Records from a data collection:
>> START
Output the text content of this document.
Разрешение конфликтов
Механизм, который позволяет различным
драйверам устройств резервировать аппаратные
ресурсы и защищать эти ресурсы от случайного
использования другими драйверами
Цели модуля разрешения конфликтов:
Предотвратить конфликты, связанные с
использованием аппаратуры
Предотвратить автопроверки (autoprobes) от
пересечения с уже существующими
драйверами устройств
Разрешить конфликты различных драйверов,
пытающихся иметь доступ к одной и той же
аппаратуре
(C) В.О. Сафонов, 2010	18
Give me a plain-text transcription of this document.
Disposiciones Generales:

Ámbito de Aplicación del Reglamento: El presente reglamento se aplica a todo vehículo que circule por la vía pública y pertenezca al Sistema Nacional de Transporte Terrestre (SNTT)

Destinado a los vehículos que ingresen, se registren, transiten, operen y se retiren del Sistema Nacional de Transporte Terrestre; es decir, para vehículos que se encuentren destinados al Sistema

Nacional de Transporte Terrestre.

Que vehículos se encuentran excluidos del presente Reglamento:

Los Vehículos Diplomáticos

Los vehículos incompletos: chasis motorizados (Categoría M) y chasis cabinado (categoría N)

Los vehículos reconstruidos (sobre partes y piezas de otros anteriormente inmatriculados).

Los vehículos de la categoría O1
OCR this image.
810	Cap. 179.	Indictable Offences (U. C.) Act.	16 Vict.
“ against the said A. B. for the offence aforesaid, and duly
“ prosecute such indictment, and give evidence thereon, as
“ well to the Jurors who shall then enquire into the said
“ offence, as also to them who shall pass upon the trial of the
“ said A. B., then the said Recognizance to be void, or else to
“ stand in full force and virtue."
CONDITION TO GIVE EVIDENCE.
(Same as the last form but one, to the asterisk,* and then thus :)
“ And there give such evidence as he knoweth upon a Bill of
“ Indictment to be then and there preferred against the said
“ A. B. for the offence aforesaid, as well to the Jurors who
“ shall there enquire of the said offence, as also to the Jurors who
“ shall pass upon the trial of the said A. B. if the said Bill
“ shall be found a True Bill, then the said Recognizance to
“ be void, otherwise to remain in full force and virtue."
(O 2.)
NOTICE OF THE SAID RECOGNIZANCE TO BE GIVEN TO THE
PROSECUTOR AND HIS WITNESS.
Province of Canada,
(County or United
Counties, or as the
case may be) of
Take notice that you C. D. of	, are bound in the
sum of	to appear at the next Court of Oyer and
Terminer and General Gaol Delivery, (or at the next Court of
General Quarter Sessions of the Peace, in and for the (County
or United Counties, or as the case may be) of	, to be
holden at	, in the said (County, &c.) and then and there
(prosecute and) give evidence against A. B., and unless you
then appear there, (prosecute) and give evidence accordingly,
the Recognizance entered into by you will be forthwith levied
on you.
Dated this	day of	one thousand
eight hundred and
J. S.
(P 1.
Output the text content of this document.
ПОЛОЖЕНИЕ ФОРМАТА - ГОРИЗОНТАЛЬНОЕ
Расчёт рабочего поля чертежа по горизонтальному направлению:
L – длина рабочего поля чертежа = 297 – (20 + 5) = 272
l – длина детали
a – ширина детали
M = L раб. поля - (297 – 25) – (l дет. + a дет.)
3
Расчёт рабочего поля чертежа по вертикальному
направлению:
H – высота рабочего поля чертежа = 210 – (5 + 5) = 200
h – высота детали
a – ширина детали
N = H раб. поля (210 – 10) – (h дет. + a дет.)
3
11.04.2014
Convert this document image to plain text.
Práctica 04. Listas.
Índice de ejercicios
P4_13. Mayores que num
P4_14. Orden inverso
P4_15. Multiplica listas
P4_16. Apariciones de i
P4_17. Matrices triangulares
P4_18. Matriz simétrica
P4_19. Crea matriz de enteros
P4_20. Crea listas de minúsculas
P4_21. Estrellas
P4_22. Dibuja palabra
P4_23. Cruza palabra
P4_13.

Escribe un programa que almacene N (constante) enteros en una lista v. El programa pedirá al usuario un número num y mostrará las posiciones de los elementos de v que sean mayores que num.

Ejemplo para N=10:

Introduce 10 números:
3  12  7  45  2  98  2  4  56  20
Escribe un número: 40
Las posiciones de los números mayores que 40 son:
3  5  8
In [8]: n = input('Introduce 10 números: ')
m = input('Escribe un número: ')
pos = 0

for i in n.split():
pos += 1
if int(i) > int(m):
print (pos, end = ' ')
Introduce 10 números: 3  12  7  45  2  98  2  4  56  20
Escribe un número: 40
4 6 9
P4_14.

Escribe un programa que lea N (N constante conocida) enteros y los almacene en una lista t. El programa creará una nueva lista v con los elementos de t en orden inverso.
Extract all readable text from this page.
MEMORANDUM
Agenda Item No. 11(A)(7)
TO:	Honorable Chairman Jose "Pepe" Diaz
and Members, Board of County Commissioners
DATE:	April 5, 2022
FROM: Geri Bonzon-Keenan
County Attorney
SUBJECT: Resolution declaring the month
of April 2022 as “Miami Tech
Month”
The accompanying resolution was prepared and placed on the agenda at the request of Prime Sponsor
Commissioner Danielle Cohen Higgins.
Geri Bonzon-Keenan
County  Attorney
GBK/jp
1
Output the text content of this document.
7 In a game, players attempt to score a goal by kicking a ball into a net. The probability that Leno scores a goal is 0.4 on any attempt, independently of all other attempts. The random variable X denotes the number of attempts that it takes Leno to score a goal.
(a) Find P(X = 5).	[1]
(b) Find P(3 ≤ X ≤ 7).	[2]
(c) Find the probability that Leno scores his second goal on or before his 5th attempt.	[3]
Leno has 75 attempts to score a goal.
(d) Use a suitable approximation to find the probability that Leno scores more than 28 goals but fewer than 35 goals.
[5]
>> END
### EXERCISE OBJECTIVE
Output all of the data again, exactly.

### WRITTEN ANSWER
Output the text content of this document.
Разрешение конфликтов
Механизм, который позволяет различным
драйверам устройств резервировать аппаратные
ресурсы и защищать эти ресурсы от случайного
использования другими драйверами
Цели модуля разрешения конфликтов:
Предотвратить конфликты, связанные с
использованием аппаратуры
Предотвратить автопроверки (autoprobes) от
пересечения с уже существующими
драйверами устройств
Разрешить конфликты различных драйверов,
пытающихся иметь доступ к одной и той же
аппаратуре
(C) В.О. Сафонов, 2010	18
Give me a plain-text transcription of this document.
Disposiciones Generales:

Ámbito de Aplicación del Reglamento: El presente reglamento se aplica a todo vehículo que circule por la vía pública y pertenezca al Sistema Nacional de Transporte Terrestre (SNTT)

Destinado a los vehículos que ingresen, se registren, transiten, operen y se retiren del Sistema Nacional de Transporte Terrestre; es decir, para vehículos que se encuentren destinados al Sistema

Nacional de Transporte Terrestre.

Que vehículos se encuentran excluidos del presente Reglamento:

Los Vehículos Diplomáticos

Los vehículos incompletos: chasis motorizados (Categoría M) y chasis cabinado (categoría N)

Los vehículos reconstruidos (sobre partes y piezas de otros anteriormente inmatriculados).

Los vehículos de la categoría O1
OCR this image.
810	Cap. 179.	Indictable Offences (U. C.) Act.	16 Vict.
“ against the said A. B. for the offence aforesaid, and duly
“ prosecute such indictment, and give evidence thereon, as
“ well to the Jurors who shall then enquire into the said
“ offence, as also to them who shall pass upon the trial of the
“ said A. B., then the said Recognizance to be void, or else to
“ stand in full force and virtue."
CONDITION TO GIVE EVIDENCE.
(Same as the last form but one, to the asterisk,* and then thus :)
“ And there give such evidence as he knoweth upon a Bill of
“ Indictment to be then and there preferred against the said
“ A. B. for the offence aforesaid, as well to the Jurors who
“ shall there enquire of the said offence, as also to the Jurors who
“ shall pass upon the trial of the said A. B. if the said Bill
“ shall be found a True Bill, then the said Recognizance to
“ be void, otherwise to remain in full force and virtue."
(O 2.)
NOTICE OF THE SAID RECOGNIZANCE TO BE GIVEN TO THE
PROSECUTOR AND HIS WITNESS.
Province of Canada,
(County or United
Counties, or as the
case may be) of
Take notice that you C. D. of	, are bound in the
sum of	to appear at the next Court of Oyer and
Terminer and General Gaol Delivery, (or at the next Court of
General Quarter Sessions of the Peace, in and for the (County
or United Counties, or as the case may be) of	, to be
holden at	, in the said (County, &c.) and then and there
(prosecute and) give evidence against A. B., and unless you
then appear there, (prosecute) and give evidence accordingly,
the Recognizance entered into by you will be forthwith levied
on you.
Dated this	day of	one thousand
eight hundred and
J. S.
(P 1.
Output the text content of this document.
ПОЛОЖЕНИЕ ФОРМАТА - ГОРИЗОНТАЛЬНОЕ
Расчёт рабочего поля чертежа по горизонтальному направлению:
L – длина рабочего поля чертежа = 297 – (20 + 5) = 272
l – длина детали
a – ширина детали
M = L раб. поля - (297 – 25) – (l дет. + a дет.)
3
Расчёт рабочего поля чертежа по вертикальному
направлению:
H – высота рабочего поля чертежа = 210 – (5 + 5) = 200
h – высота детали
a – ширина детали
N = H раб. поля (210 – 10) – (h дет. + a дет.)
3
11.04.2014
Convert this document image to plain text.
Práctica 04. Listas.
Índice de ejercicios
P4_13. Mayores que num
P4_14. Orden inverso
P4_15. Multiplica listas
P4_16. Apariciones de i
P4_17. Matrices triangulares
P4_18. Matriz simétrica
P4_19. Crea matriz de enteros
P4_20. Crea listas de minúsculas
P4_21. Estrellas
P4_22. Dibuja palabra
P4_23. Cruza palabra
P4_13.

Escribe un programa que almacene N (constante) enteros en una lista v. El programa pedirá al usuario un número num y mostrará las posiciones de los elementos de v que sean mayores que num.

Ejemplo para N=10:

Introduce 10 números:
3  12  7  45  2  98  2  4  56  20
Escribe un número: 40
Las posiciones de los números mayores que 40 son:
3  5  8
In [8]: n = input('Introduce 10 números: ')
m = input('Escribe un número: ')
pos = 0

for i in n.split():
pos += 1
if int(i) > int(m):
print (pos, end = ' ')
Introduce 10 números: 3  12  7  45  2  98  2  4  56  20
Escribe un número: 40
4 6 9
P4_14.

Escribe un programa que lea N (N constante conocida) enteros y los almacene en una lista t. El programa creará una nueva lista v con los elementos de t en orden inverso.
Extract all readable text from this page.
MEMORANDUM
Agenda Item No. 11(A)(7)
TO:	Honorable Chairman Jose "Pepe" Diaz
and Members, Board of County Commissioners
DATE:	April 5, 2022
FROM: Geri Bonzon-Keenan
County Attorney
SUBJECT: Resolution declaring the month
of April 2022 as “Miami Tech
Month”
The accompanying resolution was prepared and placed on the agenda at the request of Prime Sponsor
Commissioner Danielle Cohen Higgins.
Geri Bonzon-Keenan
County  Attorney
GBK/jp
1
Output the text content of this document.
7 In a game, players attempt to score a goal by kicking a ball into a net. The probability that Leno scores a goal is 0.4 on any attempt, independently of all other attempts. The random variable X denotes the number of attempts that it takes Leno to score a goal.
(a) Find P(X = 5).	[1]
(b) Find P(3 ≤ X ≤ 7).	[2]
(c) Find the probability that Leno scores his second goal on or before his 5th attempt.	[3]
Leno has 75 attempts to score a goal.
(d) Use a suitable approximation to find the probability that Leno scores more than 28 goals but fewer than 35 goals.
[5]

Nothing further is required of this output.